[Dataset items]
=-=-=-=-=
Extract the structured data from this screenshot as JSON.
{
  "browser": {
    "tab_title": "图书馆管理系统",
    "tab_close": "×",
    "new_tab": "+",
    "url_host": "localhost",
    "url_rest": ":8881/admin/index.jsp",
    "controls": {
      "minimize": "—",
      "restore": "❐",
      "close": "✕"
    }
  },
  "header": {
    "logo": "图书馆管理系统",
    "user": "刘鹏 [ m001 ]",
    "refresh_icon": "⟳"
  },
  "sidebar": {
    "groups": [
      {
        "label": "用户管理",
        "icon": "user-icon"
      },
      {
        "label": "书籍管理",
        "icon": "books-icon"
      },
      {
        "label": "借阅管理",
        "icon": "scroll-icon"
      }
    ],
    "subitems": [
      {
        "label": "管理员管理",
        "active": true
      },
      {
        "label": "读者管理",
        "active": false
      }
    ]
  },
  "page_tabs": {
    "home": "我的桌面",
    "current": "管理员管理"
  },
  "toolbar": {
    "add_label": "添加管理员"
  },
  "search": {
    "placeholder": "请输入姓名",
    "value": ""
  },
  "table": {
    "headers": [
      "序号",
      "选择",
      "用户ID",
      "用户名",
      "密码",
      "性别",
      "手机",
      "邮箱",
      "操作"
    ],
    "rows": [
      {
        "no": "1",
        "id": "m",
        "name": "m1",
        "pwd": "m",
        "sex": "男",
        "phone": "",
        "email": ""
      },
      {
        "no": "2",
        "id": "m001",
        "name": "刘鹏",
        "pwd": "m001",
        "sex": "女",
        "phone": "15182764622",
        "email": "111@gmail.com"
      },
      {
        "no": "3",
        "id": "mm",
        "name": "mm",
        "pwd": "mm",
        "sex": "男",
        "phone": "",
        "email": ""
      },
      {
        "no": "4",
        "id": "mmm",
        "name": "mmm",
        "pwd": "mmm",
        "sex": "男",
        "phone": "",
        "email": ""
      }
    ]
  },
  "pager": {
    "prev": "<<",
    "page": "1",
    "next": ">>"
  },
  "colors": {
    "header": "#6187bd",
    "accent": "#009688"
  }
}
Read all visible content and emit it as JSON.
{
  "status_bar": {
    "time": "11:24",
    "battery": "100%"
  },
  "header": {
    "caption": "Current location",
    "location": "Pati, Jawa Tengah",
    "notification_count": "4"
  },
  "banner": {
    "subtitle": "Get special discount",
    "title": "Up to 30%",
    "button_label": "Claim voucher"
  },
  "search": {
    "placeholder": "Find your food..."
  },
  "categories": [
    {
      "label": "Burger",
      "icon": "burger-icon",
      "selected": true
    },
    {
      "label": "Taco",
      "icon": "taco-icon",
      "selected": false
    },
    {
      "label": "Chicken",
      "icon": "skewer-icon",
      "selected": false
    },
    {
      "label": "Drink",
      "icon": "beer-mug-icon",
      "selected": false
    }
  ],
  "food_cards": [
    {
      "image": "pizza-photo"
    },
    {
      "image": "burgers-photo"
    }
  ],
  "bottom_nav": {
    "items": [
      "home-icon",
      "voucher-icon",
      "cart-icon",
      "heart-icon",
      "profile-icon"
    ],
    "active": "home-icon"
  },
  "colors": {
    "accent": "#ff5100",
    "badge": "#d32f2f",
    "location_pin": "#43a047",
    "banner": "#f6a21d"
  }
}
=-=-=-=-=
> _The task_:
Of the lines in this material, state how many hold the string "JSON". Write no other words.

> _Complete response_:
2